■ Exercise task ■
Word for word, restate every line of the material.

[Collected data entries]

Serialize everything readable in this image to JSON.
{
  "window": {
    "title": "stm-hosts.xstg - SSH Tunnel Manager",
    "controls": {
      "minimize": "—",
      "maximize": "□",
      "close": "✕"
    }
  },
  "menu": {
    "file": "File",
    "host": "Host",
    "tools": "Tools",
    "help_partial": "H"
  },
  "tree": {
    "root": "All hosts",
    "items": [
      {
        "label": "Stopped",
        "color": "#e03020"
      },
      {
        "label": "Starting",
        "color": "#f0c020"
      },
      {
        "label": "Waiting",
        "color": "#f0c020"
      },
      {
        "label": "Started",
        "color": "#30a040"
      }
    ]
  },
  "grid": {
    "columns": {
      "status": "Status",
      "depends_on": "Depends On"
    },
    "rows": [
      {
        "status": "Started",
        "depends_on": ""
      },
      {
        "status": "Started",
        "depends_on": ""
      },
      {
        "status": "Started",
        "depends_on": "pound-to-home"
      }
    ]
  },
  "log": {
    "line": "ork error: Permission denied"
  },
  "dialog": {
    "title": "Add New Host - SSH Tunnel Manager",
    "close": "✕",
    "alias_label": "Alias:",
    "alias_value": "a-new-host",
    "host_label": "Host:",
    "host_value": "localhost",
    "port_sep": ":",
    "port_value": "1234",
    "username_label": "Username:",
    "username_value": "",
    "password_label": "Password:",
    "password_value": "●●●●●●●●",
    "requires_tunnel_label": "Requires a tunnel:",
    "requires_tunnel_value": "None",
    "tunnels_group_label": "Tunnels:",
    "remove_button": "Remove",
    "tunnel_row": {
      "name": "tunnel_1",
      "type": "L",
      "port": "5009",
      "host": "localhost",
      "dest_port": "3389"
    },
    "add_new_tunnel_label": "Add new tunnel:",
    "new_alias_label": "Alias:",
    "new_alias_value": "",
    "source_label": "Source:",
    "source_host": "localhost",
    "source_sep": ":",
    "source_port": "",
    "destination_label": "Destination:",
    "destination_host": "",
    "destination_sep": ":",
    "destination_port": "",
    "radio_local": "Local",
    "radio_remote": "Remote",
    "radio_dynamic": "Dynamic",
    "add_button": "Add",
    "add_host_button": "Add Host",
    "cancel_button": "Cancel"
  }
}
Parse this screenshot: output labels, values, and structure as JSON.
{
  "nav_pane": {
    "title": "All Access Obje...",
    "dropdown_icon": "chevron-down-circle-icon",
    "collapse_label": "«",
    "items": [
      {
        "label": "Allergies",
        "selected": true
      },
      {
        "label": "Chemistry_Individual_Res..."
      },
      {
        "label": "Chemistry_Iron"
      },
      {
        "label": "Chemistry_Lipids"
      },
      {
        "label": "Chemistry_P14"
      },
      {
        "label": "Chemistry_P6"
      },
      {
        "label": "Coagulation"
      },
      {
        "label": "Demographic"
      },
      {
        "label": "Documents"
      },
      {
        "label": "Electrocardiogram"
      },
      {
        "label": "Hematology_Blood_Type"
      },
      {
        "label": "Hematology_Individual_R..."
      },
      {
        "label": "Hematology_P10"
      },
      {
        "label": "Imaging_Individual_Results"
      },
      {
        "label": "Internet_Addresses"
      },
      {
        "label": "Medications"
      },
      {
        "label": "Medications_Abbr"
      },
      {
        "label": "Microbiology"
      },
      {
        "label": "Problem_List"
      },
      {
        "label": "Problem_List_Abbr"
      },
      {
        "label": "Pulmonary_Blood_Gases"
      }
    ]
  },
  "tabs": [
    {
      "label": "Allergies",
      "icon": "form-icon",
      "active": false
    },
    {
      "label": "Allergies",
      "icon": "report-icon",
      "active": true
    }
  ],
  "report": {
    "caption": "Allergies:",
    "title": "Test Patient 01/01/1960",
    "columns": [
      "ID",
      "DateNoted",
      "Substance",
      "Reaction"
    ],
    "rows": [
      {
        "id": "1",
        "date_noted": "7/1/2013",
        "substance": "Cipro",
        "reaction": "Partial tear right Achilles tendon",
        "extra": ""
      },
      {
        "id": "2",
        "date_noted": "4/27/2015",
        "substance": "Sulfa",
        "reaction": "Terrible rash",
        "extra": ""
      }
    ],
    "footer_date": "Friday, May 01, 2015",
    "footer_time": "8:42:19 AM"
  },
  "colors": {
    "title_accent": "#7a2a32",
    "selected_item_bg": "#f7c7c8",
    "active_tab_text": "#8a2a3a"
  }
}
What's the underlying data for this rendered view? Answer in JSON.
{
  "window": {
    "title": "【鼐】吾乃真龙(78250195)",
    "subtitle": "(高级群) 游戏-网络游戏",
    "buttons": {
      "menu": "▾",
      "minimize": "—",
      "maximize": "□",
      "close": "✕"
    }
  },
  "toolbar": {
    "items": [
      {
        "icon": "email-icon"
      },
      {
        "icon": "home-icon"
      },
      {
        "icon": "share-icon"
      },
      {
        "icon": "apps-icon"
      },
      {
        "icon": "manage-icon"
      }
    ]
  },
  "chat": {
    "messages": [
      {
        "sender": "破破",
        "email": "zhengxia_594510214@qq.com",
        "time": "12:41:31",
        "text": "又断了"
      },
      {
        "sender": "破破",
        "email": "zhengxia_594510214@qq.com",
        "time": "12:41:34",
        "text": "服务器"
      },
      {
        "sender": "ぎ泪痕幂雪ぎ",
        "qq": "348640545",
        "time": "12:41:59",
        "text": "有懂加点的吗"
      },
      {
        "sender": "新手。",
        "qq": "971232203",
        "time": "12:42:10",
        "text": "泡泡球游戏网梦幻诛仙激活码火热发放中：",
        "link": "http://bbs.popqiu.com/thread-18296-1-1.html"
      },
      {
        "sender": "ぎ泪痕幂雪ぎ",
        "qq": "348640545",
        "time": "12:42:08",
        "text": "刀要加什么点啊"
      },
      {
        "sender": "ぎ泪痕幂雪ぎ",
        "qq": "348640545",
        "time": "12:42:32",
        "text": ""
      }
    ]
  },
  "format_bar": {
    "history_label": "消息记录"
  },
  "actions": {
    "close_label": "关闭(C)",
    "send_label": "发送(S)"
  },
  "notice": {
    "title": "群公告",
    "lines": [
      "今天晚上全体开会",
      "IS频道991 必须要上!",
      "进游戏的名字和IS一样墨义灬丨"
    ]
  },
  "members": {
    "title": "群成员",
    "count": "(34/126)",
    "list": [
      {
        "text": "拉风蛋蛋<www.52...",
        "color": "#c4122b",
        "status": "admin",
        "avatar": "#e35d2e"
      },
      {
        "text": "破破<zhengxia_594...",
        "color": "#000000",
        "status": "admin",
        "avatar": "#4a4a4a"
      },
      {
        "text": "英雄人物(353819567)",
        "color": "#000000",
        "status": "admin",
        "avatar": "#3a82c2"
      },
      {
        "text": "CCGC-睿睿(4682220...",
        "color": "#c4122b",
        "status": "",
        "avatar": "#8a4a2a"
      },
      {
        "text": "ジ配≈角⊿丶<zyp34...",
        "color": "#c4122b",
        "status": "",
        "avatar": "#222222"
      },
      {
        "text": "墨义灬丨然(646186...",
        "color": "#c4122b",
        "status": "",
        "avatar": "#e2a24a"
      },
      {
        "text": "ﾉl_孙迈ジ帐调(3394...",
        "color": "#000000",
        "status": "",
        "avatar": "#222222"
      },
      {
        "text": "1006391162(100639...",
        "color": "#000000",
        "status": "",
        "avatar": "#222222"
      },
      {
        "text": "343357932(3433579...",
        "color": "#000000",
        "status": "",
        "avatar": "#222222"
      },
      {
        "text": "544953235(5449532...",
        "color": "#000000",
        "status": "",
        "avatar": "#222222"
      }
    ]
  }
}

■ Written solution ■
Serialize everything readable in this image to JSON.
{
  "window": {
    "title": "stm-hosts.xstg - SSH Tunnel Manager",
    "controls": {
      "minimize": "—",
      "maximize": "□",
      "close": "✕"
    }
  },
  "menu": {
    "file": "File",
    "host": "Host",
    "tools": "Tools",
    "help_partial": "H"
  },
  "tree": {
    "root": "All hosts",
    "items": [
      {
        "label": "Stopped",
        "color": "#e03020"
      },
      {
        "label": "Starting",
        "color": "#f0c020"
      },
      {
        "label": "Waiting",
        "color": "#f0c020"
      },
      {
        "label": "Started",
        "color": "#30a040"
      }
    ]
  },
  "grid": {
    "columns": {
      "status": "Status",
      "depends_on": "Depends On"
    },
    "rows": [
      {
        "status": "Started",
        "depends_on": ""
      },
      {
        "status": "Started",
        "depends_on": ""
      },
      {
        "status": "Started",
        "depends_on": "pound-to-home"
      }
    ]
  },
  "log": {
    "line": "ork error: Permission denied"
  },
  "dialog": {
    "title": "Add New Host - SSH Tunnel Manager",
    "close": "✕",
    "alias_label": "Alias:",
    "alias_value": "a-new-host",
    "host_label": "Host:",
    "host_value": "localhost",
    "port_sep": ":",
    "port_value": "1234",
    "username_label": "Username:",
    "username_value": "",
    "password_label": "Password:",
    "password_value": "●●●●●●●●",
    "requires_tunnel_label": "Requires a tunnel:",
    "requires_tunnel_value": "None",
    "tunnels_group_label": "Tunnels:",
    "remove_button": "Remove",
    "tunnel_row": {
      "name": "tunnel_1",
      "type": "L",
      "port": "5009",
      "host": "localhost",
      "dest_port": "3389"
    },
    "add_new_tunnel_label": "Add new tunnel:",
    "new_alias_label": "Alias:",
    "new_alias_value": "",
    "source_label": "Source:",
    "source_host": "localhost",
    "source_sep": ":",
    "source_port": "",
    "destination_label": "Destination:",
    "destination_host": "",
    "destination_sep": ":",
    "destination_port": "",
    "radio_local": "Local",
    "radio_remote": "Remote",
    "radio_dynamic": "Dynamic",
    "add_button": "Add",
    "add_host_button": "Add Host",
    "cancel_button": "Cancel"
  }
}
Parse this screenshot: output labels, values, and structure as JSON.
{
  "nav_pane": {
    "title": "All Access Obje...",
    "dropdown_icon": "chevron-down-circle-icon",
    "collapse_label": "«",
    "items": [
      {
        "label": "Allergies",
        "selected": true
      },
      {
        "label": "Chemistry_Individual_Res..."
      },
      {
        "label": "Chemistry_Iron"
      },
      {
        "label": "Chemistry_Lipids"
      },
      {
        "label": "Chemistry_P14"
      },
      {
        "label": "Chemistry_P6"
      },
      {
        "label": "Coagulation"
      },
      {
        "label": "Demographic"
      },
      {
        "label": "Documents"
      },
      {
        "label": "Electrocardiogram"
      },
      {
        "label": "Hematology_Blood_Type"
      },
      {
        "label": "Hematology_Individual_R..."
      },
      {
        "label": "Hematology_P10"
      },
      {
        "label": "Imaging_Individual_Results"
      },
      {
        "label": "Internet_Addresses"
      },
      {
        "label": "Medications"
      },
      {
        "label": "Medications_Abbr"
      },
      {
        "label": "Microbiology"
      },
      {
        "label": "Problem_List"
      },
      {
        "label": "Problem_List_Abbr"
      },
      {
        "label": "Pulmonary_Blood_Gases"
      }
    ]
  },
  "tabs": [
    {
      "label": "Allergies",
      "icon": "form-icon",
      "active": false
    },
    {
      "label": "Allergies",
      "icon": "report-icon",
      "active": true
    }
  ],
  "report": {
    "caption": "Allergies:",
    "title": "Test Patient 01/01/1960",
    "columns": [
      "ID",
      "DateNoted",
      "Substance",
      "Reaction"
    ],
    "rows": [
      {
        "id": "1",
        "date_noted": "7/1/2013",
        "substance": "Cipro",
        "reaction": "Partial tear right Achilles tendon",
        "extra": ""
      },
      {
        "id": "2",
        "date_noted": "4/27/2015",
        "substance": "Sulfa",
        "reaction": "Terrible rash",
        "extra": ""
      }
    ],
    "footer_date": "Friday, May 01, 2015",
    "footer_time": "8:42:19 AM"
  },
  "colors": {
    "title_accent": "#7a2a32",
    "selected_item_bg": "#f7c7c8",
    "active_tab_text": "#8a2a3a"
  }
}
What's the underlying data for this rendered view? Answer in JSON.
{
  "window": {
    "title": "【鼐】吾乃真龙(78250195)",
    "subtitle": "(高级群) 游戏-网络游戏",
    "buttons": {
      "menu": "▾",
      "minimize": "—",
      "maximize": "□",
      "close": "✕"
    }
  },
  "toolbar": {
    "items": [
      {
        "icon": "email-icon"
      },
      {
        "icon": "home-icon"
      },
      {
        "icon": "share-icon"
      },
      {
        "icon": "apps-icon"
      },
      {
        "icon": "manage-icon"
      }
    ]
  },
  "chat": {
    "messages": [
      {
        "sender": "破破",
        "email": "zhengxia_594510214@qq.com",
        "time": "12:41:31",
        "text": "又断了"
      },
      {
        "sender": "破破",
        "email": "zhengxia_594510214@qq.com",
        "time": "12:41:34",
        "text": "服务器"
      },
      {
        "sender": "ぎ泪痕幂雪ぎ",
        "qq": "348640545",
        "time": "12:41:59",
        "text": "有懂加点的吗"
      },
      {
        "sender": "新手。",
        "qq": "971232203",
        "time": "12:42:10",
        "text": "泡泡球游戏网梦幻诛仙激活码火热发放中：",
        "link": "http://bbs.popqiu.com/thread-18296-1-1.html"
      },
      {
        "sender": "ぎ泪痕幂雪ぎ",
        "qq": "348640545",
        "time": "12:42:08",
        "text": "刀要加什么点啊"
      },
      {
        "sender": "ぎ泪痕幂雪ぎ",
        "qq": "348640545",
        "time": "12:42:32",
        "text": ""
      }
    ]
  },
  "format_bar": {
    "history_label": "消息记录"
  },
  "actions": {
    "close_label": "关闭(C)",
    "send_label": "发送(S)"
  },
  "notice": {
    "title": "群公告",
    "lines": [
      "今天晚上全体开会",
      "IS频道991 必须要上!",
      "进游戏的名字和IS一样墨义灬丨"
    ]
  },
  "members": {
    "title": "群成员",
    "count": "(34/126)",
    "list": [
      {
        "text": "拉风蛋蛋<www.52...",
        "color": "#c4122b",
        "status": "admin",
        "avatar": "#e35d2e"
      },
      {
        "text": "破破<zhengxia_594...",
        "color": "#000000",
        "status": "admin",
        "avatar": "#4a4a4a"
      },
      {
        "text": "英雄人物(353819567)",
        "color": "#000000",
        "status": "admin",
        "avatar": "#3a82c2"
      },
      {
        "text": "CCGC-睿睿(4682220...",
        "color": "#c4122b",
        "status": "",
        "avatar": "#8a4a2a"
      },
      {
        "text": "ジ配≈角⊿丶<zyp34...",
        "color": "#c4122b",
        "status": "",
        "avatar": "#222222"
      },
      {
        "text": "墨义灬丨然(646186...",
        "color": "#c4122b",
        "status": "",
        "avatar": "#e2a24a"
      },
      {
        "text": "ﾉl_孙迈ジ帐调(3394...",
        "color": "#000000",
        "status": "",
        "avatar": "#222222"
      },
      {
        "text": "1006391162(100639...",
        "color": "#000000",
        "status": "",
        "avatar": "#222222"
      },
      {
        "text": "343357932(3433579...",
        "color": "#000000",
        "status": "",
        "avatar": "#222222"
      },
      {
        "text": "544953235(5449532...",
        "color": "#000000",
        "status": "",
        "avatar": "#222222"
      }
    ]
  }
}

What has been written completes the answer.